Image layout annotations
******************************

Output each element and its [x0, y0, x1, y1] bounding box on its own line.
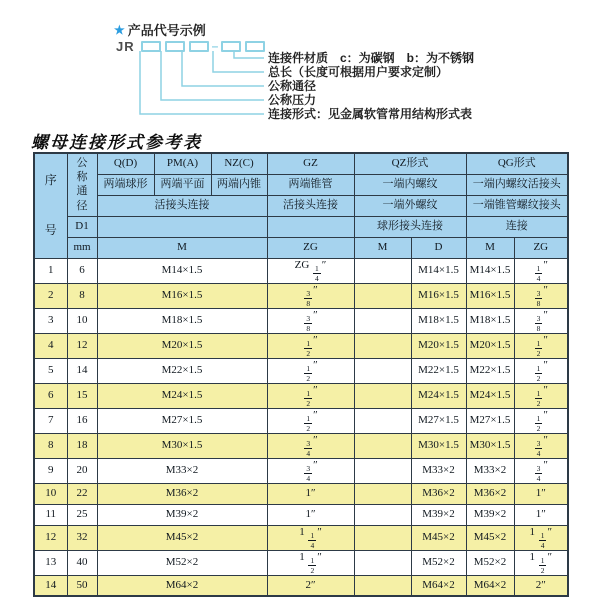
- cell-qg-m: M18×1.5: [466, 308, 514, 333]
- header-qz-sub1: 一端内螺纹: [354, 174, 466, 195]
- table-row: [34, 333, 568, 358]
- fraction: $\frac{3}{8}$: [306, 288, 311, 308]
- cell-qz-d: M64×2: [411, 575, 466, 596]
- diagram-label-connect-form: 连接形式：见金属软管常用结构形式表: [268, 107, 473, 121]
- header-pm: PM(A): [154, 153, 211, 174]
- fraction: $\frac{1}{2}$: [306, 413, 311, 433]
- fraction: $\frac{3}{4}$: [306, 438, 311, 458]
- reference-table: [33, 152, 569, 597]
- cell-qg-m: M14×1.5: [466, 258, 514, 283]
- fraction: $\frac{3}{8}$: [536, 313, 541, 333]
- cell-qg-m: M16×1.5: [466, 283, 514, 308]
- cell-gz: ZG $\frac{1}{4}$ ″: [267, 258, 354, 283]
- header-qz-form: QZ形式: [354, 153, 466, 174]
- header-seq-label: 序 号: [44, 172, 57, 237]
- fraction: $\frac{3}{4}$: [536, 463, 541, 483]
- table-row: [34, 458, 568, 483]
- cell-qz-d: M16×1.5: [411, 283, 466, 308]
- cell-qz-d: M52×2: [411, 550, 466, 575]
- cell-qg-zg: $\frac{3}{8}$ ″: [514, 308, 568, 333]
- cell-gz: $\frac{3}{4}$ ″: [267, 433, 354, 458]
- table-row: [34, 483, 568, 504]
- cell-gz: 1″: [267, 504, 354, 525]
- table-row: [34, 358, 568, 383]
- header-union-left: 活接头连接: [97, 195, 267, 216]
- header-gz: GZ: [267, 153, 354, 174]
- fraction: $\frac{1}{2}$: [536, 388, 541, 408]
- fraction: $\frac{1}{2}$: [310, 555, 315, 575]
- cell-qz-m: [354, 383, 411, 408]
- header-qg-sub2: 一端锥管螺纹接头: [466, 195, 568, 216]
- fraction: $\frac{3}{4}$: [536, 438, 541, 458]
- cell-dn: 40: [67, 550, 97, 575]
- cell-qz-d: M39×2: [411, 504, 466, 525]
- header-nz: NZ(C): [211, 153, 267, 174]
- header-mm: mm: [67, 237, 97, 258]
- cell-m: M27×1.5: [97, 408, 267, 433]
- cell-qg-zg: $\frac{1}{2}$ ″: [514, 358, 568, 383]
- cell-qg-m: M52×2: [466, 550, 514, 575]
- table-row: [34, 433, 568, 458]
- cell-dn: 12: [67, 333, 97, 358]
- cell-qz-d: M45×2: [411, 525, 466, 550]
- header-d: D: [411, 237, 466, 258]
- header-empty-gz: [267, 216, 354, 237]
- cell-gz: $\frac{1}{2}$ ″: [267, 358, 354, 383]
- fraction: $\frac{1}{2}$: [306, 388, 311, 408]
- cell-dn: 18: [67, 433, 97, 458]
- cell-gz: 1 $\frac{1}{4}$ ″: [267, 525, 354, 550]
- header-qz-sub2: 一端外螺纹: [354, 195, 466, 216]
- header-gz-sub: 两端锥管: [267, 174, 354, 195]
- header-qg-form: QG形式: [466, 153, 568, 174]
- cell-qg-zg: $\frac{1}{2}$ ″: [514, 408, 568, 433]
- cell-qg-zg: $\frac{1}{2}$ ″: [514, 333, 568, 358]
- header-seq: [34, 153, 67, 258]
- cell-gz: $\frac{1}{2}$ ″: [267, 333, 354, 358]
- fraction: $\frac{1}{2}$: [536, 413, 541, 433]
- cell-m: M45×2: [97, 525, 267, 550]
- cell-dn: 32: [67, 525, 97, 550]
- cell-qz-d: M14×1.5: [411, 258, 466, 283]
- cell-qz-m: [354, 483, 411, 504]
- diagram-label-nominal-diam: 公称通径: [268, 79, 317, 93]
- cell-dn: 14: [67, 358, 97, 383]
- cell-qg-zg: $\frac{3}{8}$ ″: [514, 283, 568, 308]
- cell-qz-m: [354, 258, 411, 283]
- fraction: $\frac{1}{2}$: [306, 338, 311, 358]
- cell-qg-m: M22×1.5: [466, 358, 514, 383]
- cell-gz: $\frac{1}{2}$ ″: [267, 383, 354, 408]
- cell-qg-zg: 2″: [514, 575, 568, 596]
- cell-qg-m: M27×1.5: [466, 408, 514, 433]
- cell-gz: $\frac{1}{2}$ ″: [267, 408, 354, 433]
- header-m2: M: [354, 237, 411, 258]
- cell-qg-m: M64×2: [466, 575, 514, 596]
- table-row: [34, 283, 568, 308]
- cell-seq: 7: [34, 408, 67, 433]
- cell-seq: 5: [34, 358, 67, 383]
- cell-qg-zg: $\frac{3}{4}$ ″: [514, 433, 568, 458]
- cell-dn: 16: [67, 408, 97, 433]
- cell-qz-m: [354, 283, 411, 308]
- cell-dn: 50: [67, 575, 97, 596]
- star-icon: ★: [114, 22, 125, 37]
- fraction: $\frac{1}{2}$: [536, 338, 541, 358]
- cell-dn: 6: [67, 258, 97, 283]
- fraction: $\frac{3}{8}$: [536, 288, 541, 308]
- fraction: $\frac{1}{4}$: [536, 263, 541, 283]
- cell-qz-m: [354, 504, 411, 525]
- cell-dn: 20: [67, 458, 97, 483]
- diagram-label-total-length: 总长（长度可根据用户要求定制）: [268, 65, 449, 79]
- cell-gz: 1″: [267, 483, 354, 504]
- header-qz-sub3: 球形接头连接: [354, 216, 466, 237]
- header-zg2: ZG: [514, 237, 568, 258]
- fraction: $\frac{1}{2}$: [536, 363, 541, 383]
- table-row: [34, 575, 568, 596]
- cell-qz-d: M30×1.5: [411, 433, 466, 458]
- table-row: [34, 383, 568, 408]
- cell-gz: 2″: [267, 575, 354, 596]
- cell-seq: 4: [34, 333, 67, 358]
- header-nominal-label: 公 称 通 径: [76, 157, 88, 212]
- fraction: $\frac{1}{2}$: [540, 555, 545, 575]
- cell-qz-m: [354, 525, 411, 550]
- cell-qg-m: M36×2: [466, 483, 514, 504]
- cell-dn: 8: [67, 283, 97, 308]
- table-row: [34, 504, 568, 525]
- cell-qz-m: [354, 575, 411, 596]
- cell-qz-m: [354, 333, 411, 358]
- cell-qg-zg: 1″: [514, 483, 568, 504]
- cell-m: M52×2: [97, 550, 267, 575]
- table-row: [34, 525, 568, 550]
- header-m3: M: [466, 237, 514, 258]
- cell-qg-m: M33×2: [466, 458, 514, 483]
- cell-qg-m: M24×1.5: [466, 383, 514, 408]
- cell-qz-d: M33×2: [411, 458, 466, 483]
- table-header: [34, 153, 568, 258]
- header-union-gz: 活接头连接: [267, 195, 354, 216]
- cell-dn: 22: [67, 483, 97, 504]
- cell-seq: 6: [34, 383, 67, 408]
- fraction: $\frac{1}{4}$: [315, 263, 319, 283]
- diagram-label-nominal-press: 公称压力: [268, 93, 317, 107]
- header-qg-sub1: 一端内螺纹活接头: [466, 174, 568, 195]
- cell-gz: $\frac{3}{8}$ ″: [267, 308, 354, 333]
- cell-qg-m: M20×1.5: [466, 333, 514, 358]
- table-body: [34, 258, 568, 596]
- cell-qz-d: M18×1.5: [411, 308, 466, 333]
- cell-qg-m: M30×1.5: [466, 433, 514, 458]
- cell-qg-zg: $\frac{1}{4}$ ″: [514, 258, 568, 283]
- fraction: $\frac{1}{4}$: [540, 530, 545, 550]
- cell-m: M18×1.5: [97, 308, 267, 333]
- cell-qg-m: M39×2: [466, 504, 514, 525]
- header-nominal-diameter: [67, 153, 97, 216]
- cell-seq: 12: [34, 525, 67, 550]
- cell-m: M22×1.5: [97, 358, 267, 383]
- cell-dn: 10: [67, 308, 97, 333]
- cell-m: M33×2: [97, 458, 267, 483]
- cell-m: M39×2: [97, 504, 267, 525]
- table-row: [34, 408, 568, 433]
- cell-qg-m: M45×2: [466, 525, 514, 550]
- cell-qz-d: M22×1.5: [411, 358, 466, 383]
- cell-qz-m: [354, 433, 411, 458]
- cell-seq: 10: [34, 483, 67, 504]
- cell-m: M14×1.5: [97, 258, 267, 283]
- cell-gz: $\frac{3}{8}$ ″: [267, 283, 354, 308]
- cell-seq: 8: [34, 433, 67, 458]
- cell-seq: 11: [34, 504, 67, 525]
- cell-qg-zg: 1″: [514, 504, 568, 525]
- cell-qz-d: M36×2: [411, 483, 466, 504]
- header-empty-left: [97, 216, 267, 237]
- cell-seq: 14: [34, 575, 67, 596]
- cell-gz: 1 $\frac{1}{2}$ ″: [267, 550, 354, 575]
- code-dash: –: [211, 39, 219, 53]
- fraction: $\frac{3}{8}$: [306, 313, 311, 333]
- cell-qg-zg: 1 $\frac{1}{2}$ ″: [514, 550, 568, 575]
- cell-qg-zg: $\frac{1}{2}$ ″: [514, 383, 568, 408]
- cell-m: M30×1.5: [97, 433, 267, 458]
- cell-qz-d: M24×1.5: [411, 383, 466, 408]
- cell-qz-d: M27×1.5: [411, 408, 466, 433]
- header-q: Q(D): [97, 153, 154, 174]
- header-pm-sub: 两端平面: [154, 174, 211, 195]
- table-title: 螺母连接形式参考表: [31, 133, 202, 152]
- cell-qg-zg: 1 $\frac{1}{4}$ ″: [514, 525, 568, 550]
- cell-seq: 9: [34, 458, 67, 483]
- header-zg1: ZG: [267, 237, 354, 258]
- cell-seq: 13: [34, 550, 67, 575]
- cell-m: M36×2: [97, 483, 267, 504]
- product-code-prefix: JR: [116, 39, 135, 54]
- cell-qz-m: [354, 358, 411, 383]
- cell-qz-m: [354, 408, 411, 433]
- cell-seq: 3: [34, 308, 67, 333]
- cell-m: M64×2: [97, 575, 267, 596]
- cell-qg-zg: $\frac{3}{4}$ ″: [514, 458, 568, 483]
- table-row: [34, 308, 568, 333]
- cell-seq: 2: [34, 283, 67, 308]
- cell-m: M24×1.5: [97, 383, 267, 408]
- cell-qz-d: M20×1.5: [411, 333, 466, 358]
- cell-m: M20×1.5: [97, 333, 267, 358]
- header-d1: D1: [67, 216, 97, 237]
- cell-dn: 15: [67, 383, 97, 408]
- diagram-title-text: 产品代号示例: [127, 23, 206, 38]
- cell-qz-m: [354, 550, 411, 575]
- cell-qz-m: [354, 458, 411, 483]
- fraction: $\frac{1}{2}$: [306, 363, 311, 383]
- table-row: [34, 258, 568, 283]
- table-row: [34, 550, 568, 575]
- cell-qz-m: [354, 308, 411, 333]
- fraction: $\frac{1}{4}$: [310, 530, 315, 550]
- cell-dn: 25: [67, 504, 97, 525]
- diagram-label-material: 连接件材质 c：为碳钢 b：为不锈钢: [268, 51, 475, 65]
- header-qg-sub3: 连接: [466, 216, 568, 237]
- fraction: $\frac{3}{4}$: [306, 463, 311, 483]
- header-nz-sub: 两端内锥: [211, 174, 267, 195]
- cell-gz: $\frac{3}{4}$ ″: [267, 458, 354, 483]
- cell-m: M16×1.5: [97, 283, 267, 308]
- header-q-sub: 两端球形: [97, 174, 154, 195]
- cell-seq: 1: [34, 258, 67, 283]
- header-m1: M: [97, 237, 267, 258]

******************************

**Directive**
Recast the lines of the material above as a numbered list, starting with the line that contains "- cell-qg-m: M18×1.5: [466, 308, 514, 333]" and going on through the line that contains "107, 473, 121]", both included, with any blank lines left out.

**Exercise result**
1. - cell-qg-m: M18×1.5: [466, 308, 514, 333]
2. - header-qz-sub1: 一端内螺纹: [354, 174, 466, 195]
3. - table-row: [34, 333, 568, 358]
4. - fraction: $\frac{3}{8}$: [306, 288, 311, 308]
5. - cell-qz-d: M64×2: [411, 575, 466, 596]
6. - diagram-label-connect-form: 连接形式：见金属软管常用结构形式表: [268, 107, 473, 121]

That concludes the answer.